Set exercise →
Go through the entries below and pick out every line with "SQuAD".

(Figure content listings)
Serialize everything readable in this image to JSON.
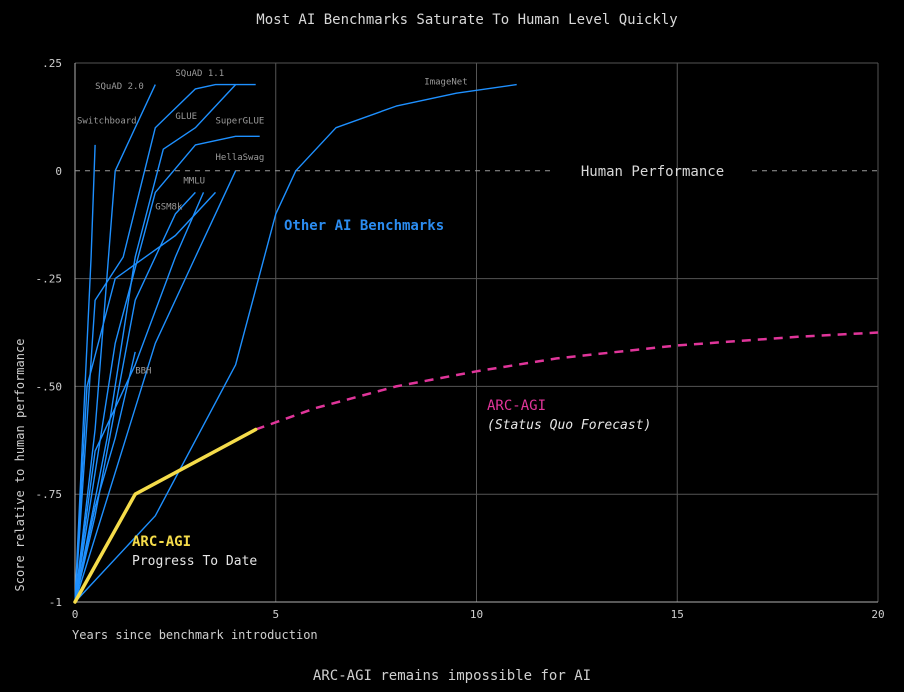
{
  "chart_data": {
    "type": "line",
    "title": "Most AI Benchmarks Saturate To Human Level Quickly",
    "xlabel": "Years since benchmark introduction",
    "ylabel": "Score relative to human performance",
    "footer": "ARC-AGI remains impossible for AI",
    "xlim": [
      0,
      20
    ],
    "ylim": [
      -1,
      0.25
    ],
    "x_ticks": [
      {
        "value": 0,
        "label": "0"
      },
      {
        "value": 5,
        "label": "5"
      },
      {
        "value": 10,
        "label": "10"
      },
      {
        "value": 15,
        "label": "15"
      },
      {
        "value": 20,
        "label": "20"
      }
    ],
    "y_ticks": [
      {
        "value": 0.25,
        "label": ".25"
      },
      {
        "value": 0,
        "label": "0"
      },
      {
        "value": -0.25,
        "label": "-.25"
      },
      {
        "value": -0.5,
        "label": "-.50"
      },
      {
        "value": -0.75,
        "label": "-.75"
      },
      {
        "value": -1,
        "label": "-1"
      }
    ],
    "grid": true,
    "human_line": {
      "y": 0,
      "label": "Human Performance"
    },
    "series": [
      {
        "name": "Switchboard",
        "color": "#1e90ff",
        "x": [
          0,
          0.2,
          0.4,
          0.5
        ],
        "y": [
          -1,
          -0.6,
          -0.2,
          0.06
        ]
      },
      {
        "name": "SQuAD 2.0",
        "color": "#1e90ff",
        "x": [
          0,
          0.5,
          1,
          1.5,
          2
        ],
        "y": [
          -1,
          -0.6,
          0,
          0.1,
          0.2
        ]
      },
      {
        "name": "SQuAD 1.1",
        "color": "#1e90ff",
        "x": [
          0,
          0.5,
          1.2,
          2,
          3,
          3.5,
          4.5
        ],
        "y": [
          -1,
          -0.3,
          -0.2,
          0.1,
          0.19,
          0.2,
          0.2
        ]
      },
      {
        "name": "GLUE",
        "color": "#1e90ff",
        "x": [
          0,
          0.8,
          1.5,
          2.2,
          3,
          4
        ],
        "y": [
          -1,
          -0.62,
          -0.2,
          0.05,
          0.1,
          0.2
        ]
      },
      {
        "name": "SuperGLUE",
        "color": "#1e90ff",
        "x": [
          0,
          1,
          2,
          3,
          4,
          4.6
        ],
        "y": [
          -1,
          -0.4,
          -0.05,
          0.06,
          0.08,
          0.08
        ]
      },
      {
        "name": "ImageNet",
        "color": "#1e90ff",
        "x": [
          0,
          2,
          4,
          5,
          5.5,
          6.5,
          8,
          9.5,
          11
        ],
        "y": [
          -1,
          -0.8,
          -0.45,
          -0.1,
          0,
          0.1,
          0.15,
          0.18,
          0.2
        ]
      },
      {
        "name": "HellaSwag",
        "color": "#1e90ff",
        "x": [
          0,
          1,
          2,
          3,
          3.5,
          4
        ],
        "y": [
          -1,
          -0.7,
          -0.4,
          -0.2,
          -0.1,
          0
        ]
      },
      {
        "name": "MMLU",
        "color": "#1e90ff",
        "x": [
          0,
          0.5,
          1.5,
          2.5,
          3.2
        ],
        "y": [
          -1,
          -0.65,
          -0.45,
          -0.2,
          -0.05
        ]
      },
      {
        "name": "GSM8k",
        "color": "#1e90ff",
        "x": [
          0,
          0.5,
          1.5,
          2.5,
          3
        ],
        "y": [
          -1,
          -0.8,
          -0.3,
          -0.1,
          -0.05
        ]
      },
      {
        "name": "BBH",
        "color": "#1e90ff",
        "x": [
          0,
          0.5,
          1,
          1.5
        ],
        "y": [
          -1,
          -0.78,
          -0.62,
          -0.42
        ]
      },
      {
        "name": "",
        "color": "#1e90ff",
        "x": [
          0,
          0.3,
          1,
          2.5,
          3.5
        ],
        "y": [
          -1,
          -0.5,
          -0.25,
          -0.15,
          -0.05
        ]
      }
    ],
    "labels": [
      {
        "text": "Switchboard",
        "x": 0.05,
        "y": 0.11
      },
      {
        "text": "SQuAD 2.0",
        "x": 0.5,
        "y": 0.19
      },
      {
        "text": "SQuAD 1.1",
        "x": 2.5,
        "y": 0.22
      },
      {
        "text": "GLUE",
        "x": 2.5,
        "y": 0.12
      },
      {
        "text": "SuperGLUE",
        "x": 3.5,
        "y": 0.11
      },
      {
        "text": "ImageNet",
        "x": 8.7,
        "y": 0.2
      },
      {
        "text": "HellaSwag",
        "x": 3.5,
        "y": 0.025
      },
      {
        "text": "MMLU",
        "x": 2.7,
        "y": -0.03
      },
      {
        "text": "GSM8k",
        "x": 2.0,
        "y": -0.09
      },
      {
        "text": "BBH",
        "x": 1.5,
        "y": -0.47
      }
    ],
    "other_label": "Other AI Benchmarks",
    "arc_progress": {
      "label": "ARC-AGI",
      "sublabel": "Progress To Date",
      "color": "#f5dc4a",
      "x": [
        0,
        1.5,
        4.5
      ],
      "y": [
        -1,
        -0.75,
        -0.6
      ]
    },
    "arc_forecast": {
      "label": "ARC-AGI",
      "sublabel": "(Status Quo Forecast)",
      "color": "#e0359a",
      "x": [
        4.5,
        6,
        8,
        10,
        12,
        15,
        18,
        20
      ],
      "y": [
        -0.6,
        -0.55,
        -0.5,
        -0.465,
        -0.435,
        -0.405,
        -0.385,
        -0.375
      ]
    }
  }
}
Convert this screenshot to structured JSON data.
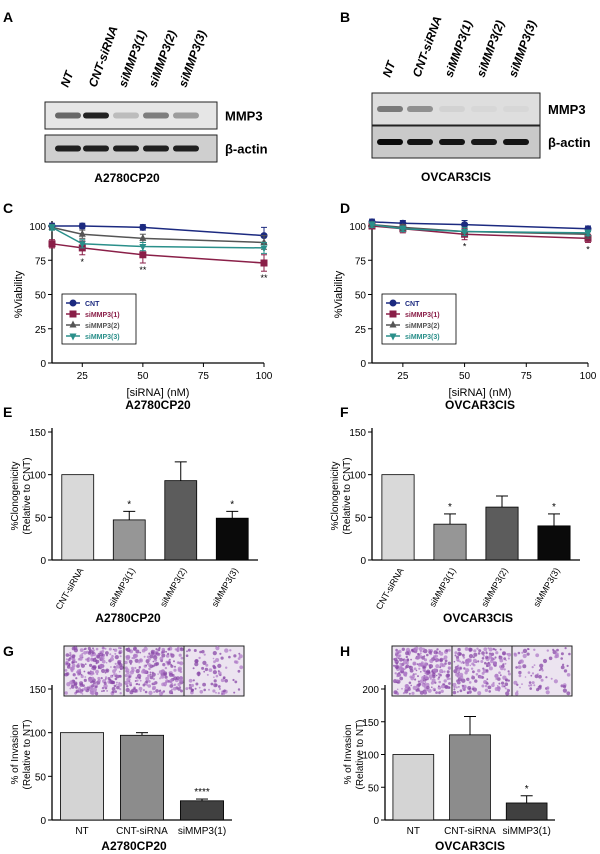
{
  "panel_letters": {
    "A": "A",
    "B": "B",
    "C": "C",
    "D": "D",
    "E": "E",
    "F": "F",
    "G": "G",
    "H": "H"
  },
  "blot_a": {
    "lanes": [
      "NT",
      "CNT-siRNA",
      "siMMP3(1)",
      "siMMP3(2)",
      "siMMP3(3)"
    ],
    "bands": [
      "MMP3",
      "β-actin"
    ],
    "caption": "A2780CP20",
    "intensity": [
      [
        0.55,
        0.85,
        0.18,
        0.45,
        0.32
      ],
      [
        0.85,
        0.85,
        0.85,
        0.85,
        0.85
      ]
    ]
  },
  "blot_b": {
    "lanes": [
      "NT",
      "CNT-siRNA",
      "siMMP3(1)",
      "siMMP3(2)",
      "siMMP3(3)"
    ],
    "bands": [
      "MMP3",
      "β-actin"
    ],
    "caption": "OVCAR3CIS",
    "intensity": [
      [
        0.45,
        0.35,
        0.05,
        0.03,
        0.03
      ],
      [
        0.95,
        0.9,
        0.9,
        0.88,
        0.9
      ]
    ]
  },
  "images_g": {
    "description": "transwell invasion images (NT, CNT-siRNA, siMMP3(1))"
  },
  "images_h": {
    "description": "transwell invasion images (NT, CNT-siRNA, siMMP3(1))"
  },
  "chart_data": [
    {
      "id": "C",
      "type": "line",
      "title": "A2780CP20",
      "xlabel": "[siRNA] (nM)",
      "ylabel": "%Viability",
      "x": [
        12.5,
        25,
        50,
        100
      ],
      "xticks": [
        25,
        50,
        75,
        100
      ],
      "yticks": [
        0,
        25,
        50,
        75,
        100
      ],
      "xlim": [
        12.5,
        100
      ],
      "ylim": [
        0,
        100
      ],
      "series": [
        {
          "name": "CNT",
          "values": [
            100,
            100,
            99,
            93
          ],
          "errors": [
            2,
            2,
            2,
            6
          ],
          "color": "#1c2a80",
          "marker": "circle"
        },
        {
          "name": "siMMP3(1)",
          "values": [
            87,
            84,
            79,
            73
          ],
          "errors": [
            3,
            5,
            6,
            6
          ],
          "color": "#8a1f48",
          "marker": "square"
        },
        {
          "name": "siMMP3(2)",
          "values": [
            99,
            94,
            91,
            88
          ],
          "errors": [
            2,
            3,
            3,
            5
          ],
          "color": "#555555",
          "marker": "triangle"
        },
        {
          "name": "siMMP3(3)",
          "values": [
            99,
            87,
            85,
            84
          ],
          "errors": [
            2,
            3,
            3,
            4
          ],
          "color": "#2a8f8a",
          "marker": "triangle-down"
        }
      ],
      "annotations": [
        {
          "x": 25,
          "text": "*"
        },
        {
          "x": 50,
          "text": "**"
        },
        {
          "x": 100,
          "text": "**"
        }
      ],
      "legend_position": "bottom-left"
    },
    {
      "id": "D",
      "type": "line",
      "title": "OVCAR3CIS",
      "xlabel": "[siRNA] (nM)",
      "ylabel": "%Viability",
      "x": [
        12.5,
        25,
        50,
        100
      ],
      "xticks": [
        25,
        50,
        75,
        100
      ],
      "yticks": [
        0,
        25,
        50,
        75,
        100
      ],
      "xlim": [
        12.5,
        100
      ],
      "ylim": [
        0,
        100
      ],
      "series": [
        {
          "name": "CNT",
          "values": [
            103,
            102,
            101,
            98
          ],
          "errors": [
            2,
            2,
            3,
            2
          ],
          "color": "#1c2a80",
          "marker": "circle"
        },
        {
          "name": "siMMP3(1)",
          "values": [
            100,
            98,
            94,
            91
          ],
          "errors": [
            2,
            3,
            4,
            3
          ],
          "color": "#8a1f48",
          "marker": "square"
        },
        {
          "name": "siMMP3(2)",
          "values": [
            101,
            99,
            96,
            94
          ],
          "errors": [
            2,
            2,
            3,
            3
          ],
          "color": "#555555",
          "marker": "triangle"
        },
        {
          "name": "siMMP3(3)",
          "values": [
            101,
            98,
            96,
            95
          ],
          "errors": [
            2,
            2,
            3,
            2
          ],
          "color": "#2a8f8a",
          "marker": "triangle-down"
        }
      ],
      "annotations": [
        {
          "x": 50,
          "text": "*"
        },
        {
          "x": 100,
          "text": "*"
        }
      ],
      "legend_position": "bottom-left"
    },
    {
      "id": "E",
      "type": "bar",
      "title": "A2780CP20",
      "ylabel": "%Clonogenicity (Relative to CNT)",
      "categories": [
        "CNT-siRNA",
        "siMMP3(1)",
        "siMMP3(2)",
        "siMMP3(3)"
      ],
      "values": [
        100,
        47,
        93,
        49
      ],
      "errors": [
        0,
        10,
        22,
        8
      ],
      "colors": [
        "#d9d9d9",
        "#969696",
        "#5c5c5c",
        "#0a0a0a"
      ],
      "yticks": [
        0,
        50,
        100,
        150
      ],
      "ylim": [
        0,
        150
      ],
      "annotations": [
        "",
        "*",
        "",
        "*"
      ]
    },
    {
      "id": "F",
      "type": "bar",
      "title": "OVCAR3CIS",
      "ylabel": "%Clonogenicity (Relative to CNT)",
      "categories": [
        "CNT-siRNA",
        "siMMP3(1)",
        "siMMP3(2)",
        "siMMP3(3)"
      ],
      "values": [
        100,
        42,
        62,
        40
      ],
      "errors": [
        0,
        12,
        13,
        14
      ],
      "colors": [
        "#d9d9d9",
        "#969696",
        "#5c5c5c",
        "#0a0a0a"
      ],
      "yticks": [
        0,
        50,
        100,
        150
      ],
      "ylim": [
        0,
        150
      ],
      "annotations": [
        "",
        "*",
        "",
        "*"
      ]
    },
    {
      "id": "G",
      "type": "bar",
      "title": "A2780CP20",
      "ylabel": "% of Invasion (Relative to NT)",
      "categories": [
        "NT",
        "CNT-siRNA",
        "siMMP3(1)"
      ],
      "values": [
        100,
        97,
        22
      ],
      "errors": [
        0,
        3,
        2
      ],
      "colors": [
        "#d4d4d4",
        "#8c8c8c",
        "#404040"
      ],
      "yticks": [
        0,
        50,
        100,
        150
      ],
      "ylim": [
        0,
        150
      ],
      "annotations": [
        "",
        "",
        "****"
      ]
    },
    {
      "id": "H",
      "type": "bar",
      "title": "OVCAR3CIS",
      "ylabel": "% of Invasion (Relative to NT)",
      "categories": [
        "NT",
        "CNT-siRNA",
        "siMMP3(1)"
      ],
      "values": [
        100,
        130,
        26
      ],
      "errors": [
        0,
        28,
        11
      ],
      "colors": [
        "#d4d4d4",
        "#8c8c8c",
        "#404040"
      ],
      "yticks": [
        0,
        50,
        100,
        150,
        200
      ],
      "ylim": [
        0,
        200
      ],
      "annotations": [
        "",
        "",
        "*"
      ]
    }
  ]
}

Solved problem →
        "name": "SQuAD 2.0",
        "name": "SQuAD 1.1",
        "text": "SQuAD 2.0",
        "text": "SQuAD 1.1",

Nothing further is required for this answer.